--- START ENTRIES PROVIDED ---

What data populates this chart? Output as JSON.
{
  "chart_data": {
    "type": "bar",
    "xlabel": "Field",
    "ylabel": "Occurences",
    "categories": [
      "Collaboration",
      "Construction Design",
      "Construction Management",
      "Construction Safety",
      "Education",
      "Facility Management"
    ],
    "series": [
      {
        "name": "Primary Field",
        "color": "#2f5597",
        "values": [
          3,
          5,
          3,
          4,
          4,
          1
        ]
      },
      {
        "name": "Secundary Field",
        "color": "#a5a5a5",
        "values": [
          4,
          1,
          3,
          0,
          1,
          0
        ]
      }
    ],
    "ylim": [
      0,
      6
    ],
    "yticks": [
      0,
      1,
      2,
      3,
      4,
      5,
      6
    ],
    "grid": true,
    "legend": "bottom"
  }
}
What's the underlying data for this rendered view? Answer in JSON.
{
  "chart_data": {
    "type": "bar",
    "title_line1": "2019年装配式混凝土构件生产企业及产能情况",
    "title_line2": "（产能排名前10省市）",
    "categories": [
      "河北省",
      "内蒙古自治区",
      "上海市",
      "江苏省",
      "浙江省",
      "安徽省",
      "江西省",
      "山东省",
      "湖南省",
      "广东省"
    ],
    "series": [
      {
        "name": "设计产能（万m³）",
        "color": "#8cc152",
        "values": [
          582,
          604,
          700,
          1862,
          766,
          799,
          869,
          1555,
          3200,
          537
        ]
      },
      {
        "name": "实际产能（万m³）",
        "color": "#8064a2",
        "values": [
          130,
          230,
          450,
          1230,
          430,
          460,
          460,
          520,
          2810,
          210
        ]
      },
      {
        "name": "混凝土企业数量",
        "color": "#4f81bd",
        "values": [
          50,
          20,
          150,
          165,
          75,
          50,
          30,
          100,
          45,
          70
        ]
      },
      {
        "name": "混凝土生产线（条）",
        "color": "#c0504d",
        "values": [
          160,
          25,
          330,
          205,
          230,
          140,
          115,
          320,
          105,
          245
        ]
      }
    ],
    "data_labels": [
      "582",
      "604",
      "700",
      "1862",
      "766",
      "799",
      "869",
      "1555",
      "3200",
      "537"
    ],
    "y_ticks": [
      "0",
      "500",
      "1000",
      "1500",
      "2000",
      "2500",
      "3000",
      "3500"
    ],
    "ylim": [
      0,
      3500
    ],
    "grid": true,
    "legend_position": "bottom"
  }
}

--- END ENTRIES PROVIDED ---

## AIM OF THE TASK:
Select the lines in this material that hold the word "JSON", leaving none out.

## ANSWER TO THE EXERCISE:
What data populates this chart? Output as JSON.
What's the underlying data for this rendered view? Answer in JSON.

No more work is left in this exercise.